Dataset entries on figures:
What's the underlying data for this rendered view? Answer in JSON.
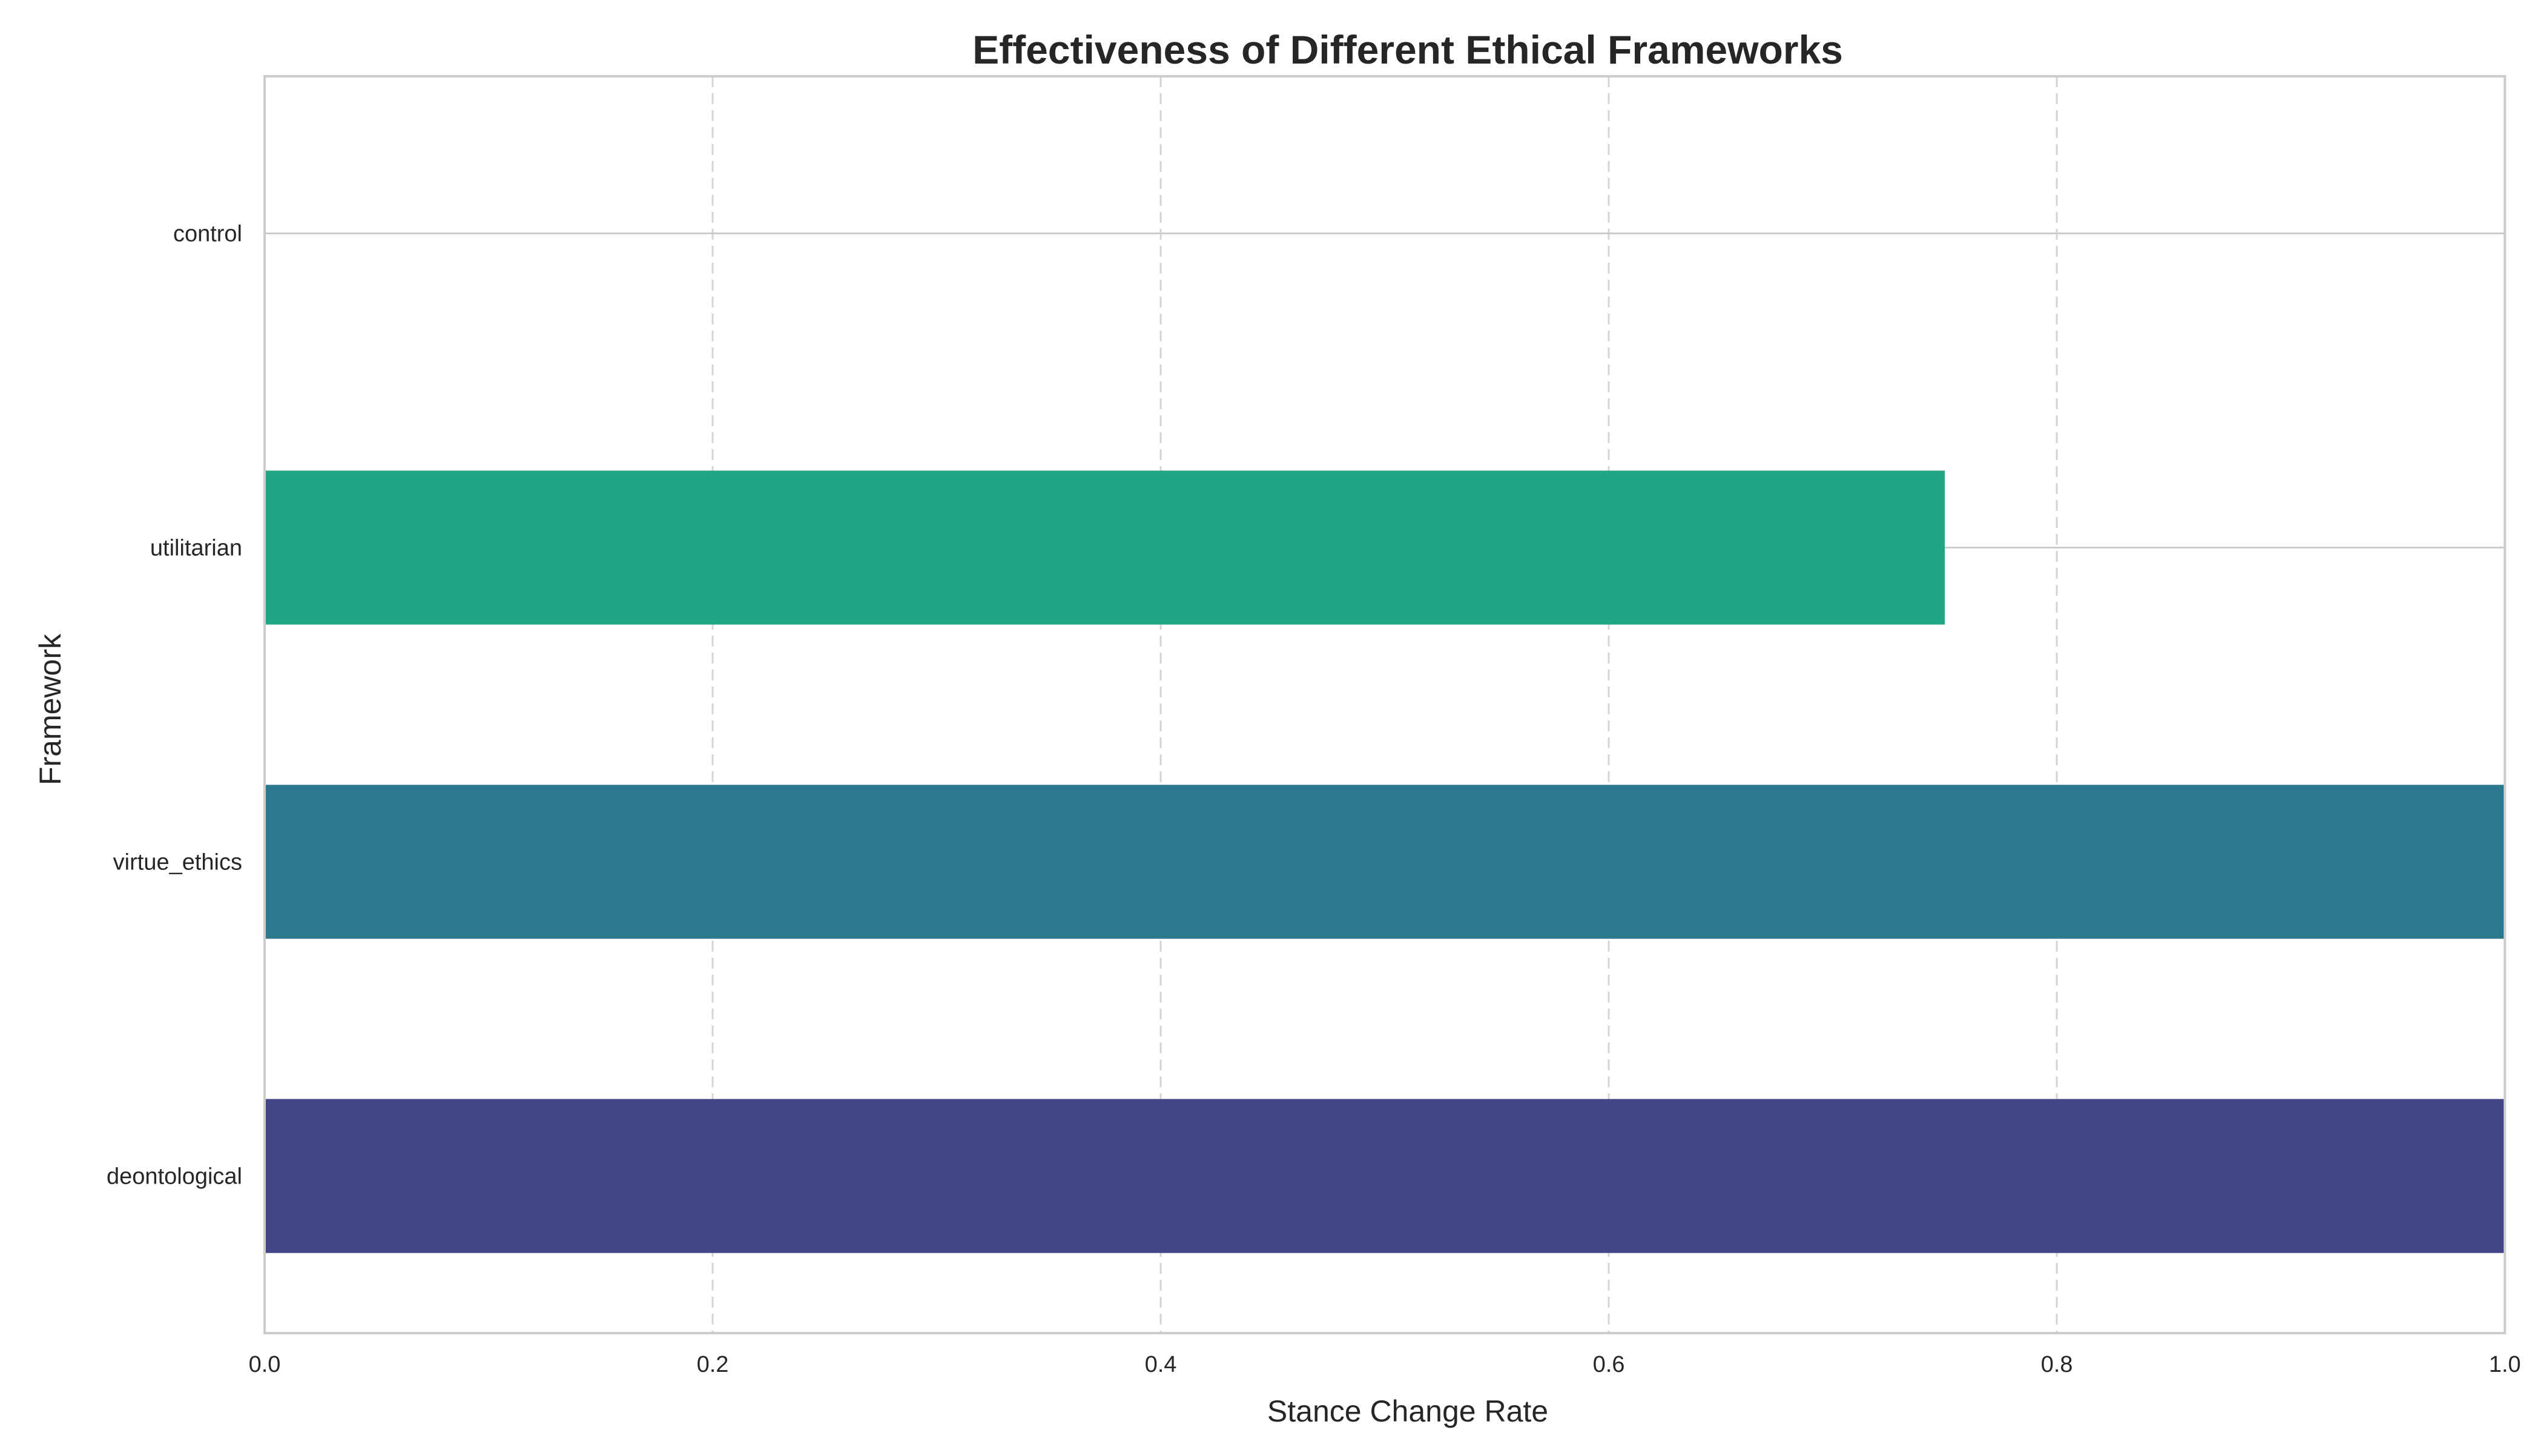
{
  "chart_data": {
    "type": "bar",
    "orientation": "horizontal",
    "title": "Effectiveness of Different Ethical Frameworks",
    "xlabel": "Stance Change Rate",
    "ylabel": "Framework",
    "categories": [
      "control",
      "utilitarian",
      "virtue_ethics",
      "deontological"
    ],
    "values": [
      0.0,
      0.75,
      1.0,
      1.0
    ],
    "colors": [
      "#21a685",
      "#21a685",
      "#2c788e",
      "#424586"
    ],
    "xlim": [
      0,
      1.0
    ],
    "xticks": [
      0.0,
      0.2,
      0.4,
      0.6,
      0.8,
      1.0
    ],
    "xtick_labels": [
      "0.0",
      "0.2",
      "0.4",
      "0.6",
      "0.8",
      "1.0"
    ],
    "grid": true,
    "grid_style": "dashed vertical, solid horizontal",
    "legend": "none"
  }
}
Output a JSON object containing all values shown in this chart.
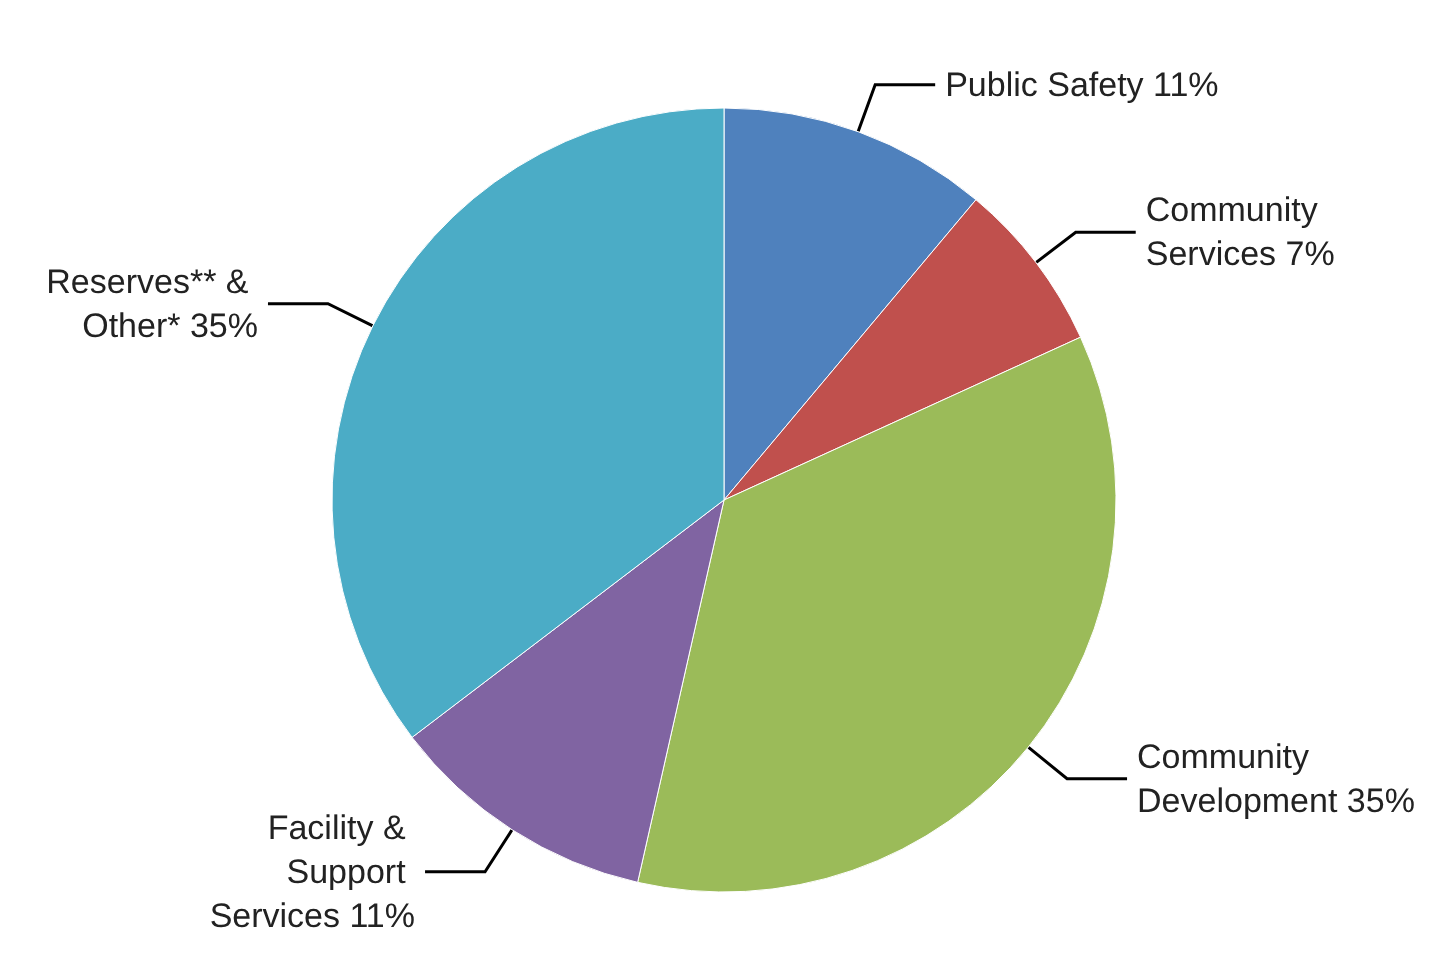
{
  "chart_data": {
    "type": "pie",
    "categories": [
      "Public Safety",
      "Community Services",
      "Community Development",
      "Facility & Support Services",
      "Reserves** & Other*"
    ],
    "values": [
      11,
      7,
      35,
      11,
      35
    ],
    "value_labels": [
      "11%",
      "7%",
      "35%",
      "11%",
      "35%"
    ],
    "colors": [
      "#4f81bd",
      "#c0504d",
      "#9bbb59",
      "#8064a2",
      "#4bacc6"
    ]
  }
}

* To be done *
Output, exactly, all the records above; include no pictures.

* Full response *
What's the underlying data for this rendered view? Answer in JSON.
{
  "chart_data": {
    "type": "bar",
    "orientation": "horizontal",
    "title": "Effectiveness of Different Ethical Frameworks",
    "xlabel": "Stance Change Rate",
    "ylabel": "Framework",
    "categories": [
      "control",
      "utilitarian",
      "virtue_ethics",
      "deontological"
    ],
    "values": [
      0.0,
      0.75,
      1.0,
      1.0
    ],
    "colors": [
      "#21a685",
      "#21a685",
      "#2c788e",
      "#424586"
    ],
    "xlim": [
      0,
      1.0
    ],
    "xticks": [
      0.0,
      0.2,
      0.4,
      0.6,
      0.8,
      1.0
    ],
    "xtick_labels": [
      "0.0",
      "0.2",
      "0.4",
      "0.6",
      "0.8",
      "1.0"
    ],
    "grid": true,
    "grid_style": "dashed vertical, solid horizontal",
    "legend": "none"
  }
}
Output a JSON object containing all values shown in this chart.
{
  "chart_data": {
    "type": "pie",
    "categories": [
      "Public Safety",
      "Community Services",
      "Community Development",
      "Facility & Support Services",
      "Reserves** & Other*"
    ],
    "values": [
      11,
      7,
      35,
      11,
      35
    ],
    "value_labels": [
      "11%",
      "7%",
      "35%",
      "11%",
      "35%"
    ],
    "colors": [
      "#4f81bd",
      "#c0504d",
      "#9bbb59",
      "#8064a2",
      "#4bacc6"
    ]
  }
}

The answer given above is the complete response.